◆ **EXTRAIT SOURCE**:
++++++++++++++++++++
J’ai perdu M., puis j’ai retrouvé M. et, finalement, peut-être que c’était nécessaire, que ça valait la peine, cette déception, cette douleur, peut-être que c’était inéluctable d’en passer par là pour entendre son « Appelle-moi quand ça ne va pas ». Peut-être que je ne le ferai pas, que je ne l'appellerai pas, peut-être que j’ai désormais décidé d’accorder ma confiance à d’autres, plus proches, plus présentes, mais j’ai aimé l’entendre prononcer ces mots. Alors merci, M.

mercredi 5 juillet 2017

3 - les grandes vacances, première partie : l'Ardèche


En Ardèche, j’ouvre ma valise cinq minutes à peine après être descendue du car, j’en sors mon ciré jaune et je l’enfile pour me protéger de ces grosses gouttes qui tombent depuis que l’on a quitté Montélimar, je vérifie les prévisions météo une énième fois, et je me dis que j’ai vraiment mal choisi les dates de mon séjour, qui sera probablement un peu trop marqué par les pluies et les orages. Place de la Paix, je me demande s’ils m’ont oubliée, et puis je me dis qu’ils sont toujours très occupés, alors j’attends. Je ne reconnais pas la voiture, mais je reconnais le sourire derrière la vitre, la main qui me fait signe et la voix qui lance « Salut, la Bretonne ! » quand il m’embrasse, avant d’ouvrir le coffre et d’y glisser ma valise. Contrairement à mon habitude, je ne cours pas enfiler mon maillot de bain à peine installée, et contrairement à mon habitude, je ne dormirai pas dans la grande chambre du fond. Quand la pluie cesse, on part marcher un peu, histoire de se dégourdir les jambes et de sortir le chien, qui n’a, il est vrai, « que » cinq mille mètres carrés à sa disposition. On s’arrête au bout de 100 mètres pour goûter les pêches du voisin, qui râle contre la grêle tombée il y a trois jours, et les glaçons qui serviront pour le Pastis mais ont détruit ses tomates. Je ramasse les bouteilles balancées dans le fossé, parce que ce coin est si beau et ces marques d’incivilité m’agacent. On rentre avant l’orage, je me plonge dans mon livre, et quand je lève les yeux, il y a cette lumière si spéciale qui suit le ciel noir, et deux arcs-en-ciel juste en face de la terrasse. Ils se souviennent que je ne mange ni viande, ni poisson, et je pense à Papy quand son fils, qui lui ressemble tant, me dit qu’il est « tombé dedans quand il était petit ».
++++++++++++++++++++
◆ **DONNÉES FOURNIES**:
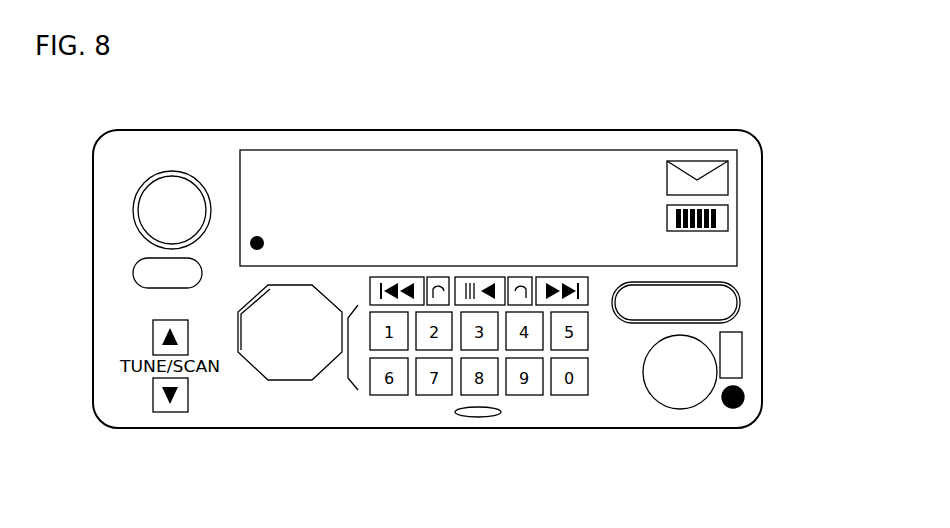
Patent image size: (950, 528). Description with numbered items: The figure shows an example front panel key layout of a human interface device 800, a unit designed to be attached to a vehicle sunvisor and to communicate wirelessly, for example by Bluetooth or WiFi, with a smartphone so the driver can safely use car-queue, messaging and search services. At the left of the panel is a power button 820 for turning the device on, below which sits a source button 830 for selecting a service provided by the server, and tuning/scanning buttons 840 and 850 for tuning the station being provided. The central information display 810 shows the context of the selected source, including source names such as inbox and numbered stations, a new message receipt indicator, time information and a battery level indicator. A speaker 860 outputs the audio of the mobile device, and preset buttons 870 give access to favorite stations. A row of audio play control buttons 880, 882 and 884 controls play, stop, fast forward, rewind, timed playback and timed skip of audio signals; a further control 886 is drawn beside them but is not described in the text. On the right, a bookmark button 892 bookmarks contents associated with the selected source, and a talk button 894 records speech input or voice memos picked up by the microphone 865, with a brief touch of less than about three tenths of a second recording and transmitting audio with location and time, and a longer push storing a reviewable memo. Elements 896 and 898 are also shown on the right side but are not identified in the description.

The human interface device 800 is at (764, 195).
The information display 810 is at (398, 149).
The power button 820 is at (132, 211).
The source button 830 is at (132, 273).
The tuning/scanning button 840 is at (151, 337).
The tuning/scanning button 850 is at (151, 395).
The speaker 860 is at (298, 384).
The microphone 865 is at (481, 418).
The preset buttons 870 is at (362, 388).
The audio play control button 880 is at (555, 282).
The audio play control button 882 is at (433, 307).
The audio play control button 884 is at (489, 307).
The redo/forward button 886 is at (531, 307).
The bookmark button 892 is at (743, 300).
The talk button 894 is at (701, 406).
The indicator dot / power button 896 is at (746, 397).
The small rectangular button 898 is at (744, 352).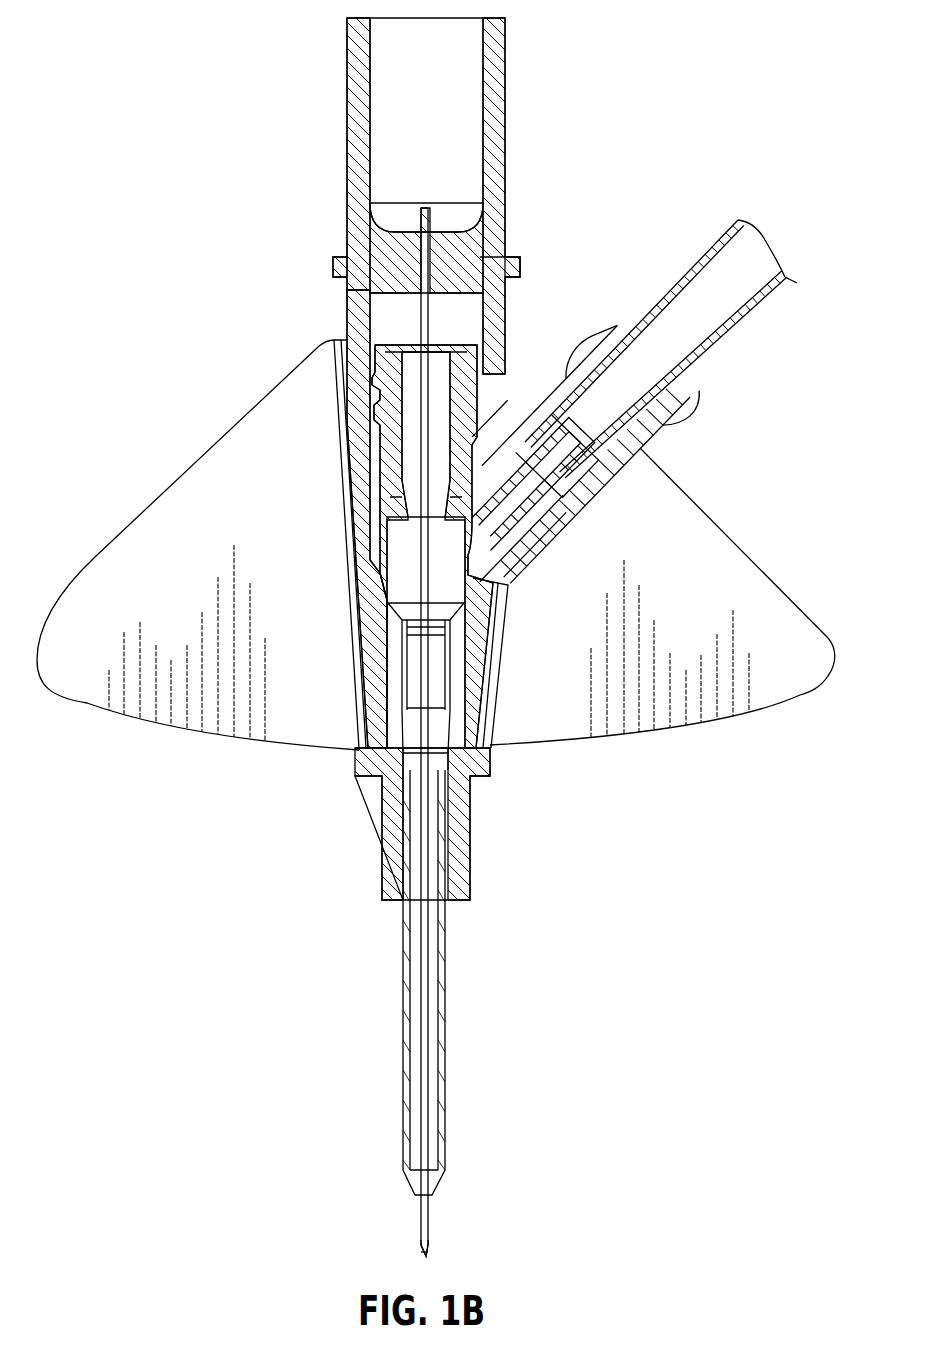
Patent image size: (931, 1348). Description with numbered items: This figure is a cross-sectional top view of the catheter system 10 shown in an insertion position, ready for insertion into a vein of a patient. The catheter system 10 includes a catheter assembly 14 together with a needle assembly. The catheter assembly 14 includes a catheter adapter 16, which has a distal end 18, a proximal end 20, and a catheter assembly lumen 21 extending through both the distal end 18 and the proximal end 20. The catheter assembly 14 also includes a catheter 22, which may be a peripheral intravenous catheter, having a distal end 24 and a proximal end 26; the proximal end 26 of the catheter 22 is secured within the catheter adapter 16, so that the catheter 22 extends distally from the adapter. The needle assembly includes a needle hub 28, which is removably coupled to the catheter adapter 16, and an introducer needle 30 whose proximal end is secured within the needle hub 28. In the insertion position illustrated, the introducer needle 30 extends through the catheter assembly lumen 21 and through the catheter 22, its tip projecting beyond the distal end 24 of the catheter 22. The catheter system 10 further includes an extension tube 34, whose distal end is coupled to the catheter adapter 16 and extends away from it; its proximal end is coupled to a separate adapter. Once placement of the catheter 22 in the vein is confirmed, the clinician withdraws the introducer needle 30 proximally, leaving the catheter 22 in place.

The catheter system 10 is at (118, 178).
The catheter assembly 14 is at (572, 130).
The catheter adapter 16 is at (360, 440).
The distal end 18 is at (382, 890).
The proximal end 20 is at (520, 268).
The catheter assembly lumen 21 is at (414, 557).
The catheter 22 is at (338, 1022).
The distal end 24 is at (356, 1162).
The proximal end 26 is at (450, 770).
The needle hub 28 is at (360, 128).
The introducer needle 30 is at (428, 1105).
The extension tube 34 is at (724, 338).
++++++++++++++++++++
◆ **ÉNONCÉ A**:
Dans le récit du séjour en Ardèche, quel vêtement est sorti de la valise cinq minutes à peine après la descente du car ?
◆ **ÉNONCÉ B**:
Poursuivez le récit du séjour en Ardèche à partir de sa dernière phrase.

◆ **RÉSULTAT A**:
Un ciré jaune.

◆ **RÉSULTAT B**:
En Ardèche, on part voir une maison qui a de jolis volets, on en profite pour aller visiter un hameau magnifique mais déserté, puis pour se rendre chez un producteur d’huile d’olive, qui nous fait goûter ses huiles à la petite cuillère, nous explique qu’une bonne huile doit toujours un peu gratter la gorge, et que ça s’appelle l’ardence. Il nous emmène sur la terrasse, la vue est magnifique, et quand on s’exclame devant le spectacle, il répond « Oh, vous savez, je suis né ici. », il râle contre les bourrus, contre l’Union Européenne, contre les touristes et encore contre les bourrus, contre les inspecteurs de l’hygiène et les contrôleurs de label bio, il râle beaucoup mais avec le sourire, et on repart avec de l’huile d’olive et du pesto, de l’huile essentielle de lavande pour la voiture, et du savon pour moi, parce que j’adore les pains de savon qui sentent bon.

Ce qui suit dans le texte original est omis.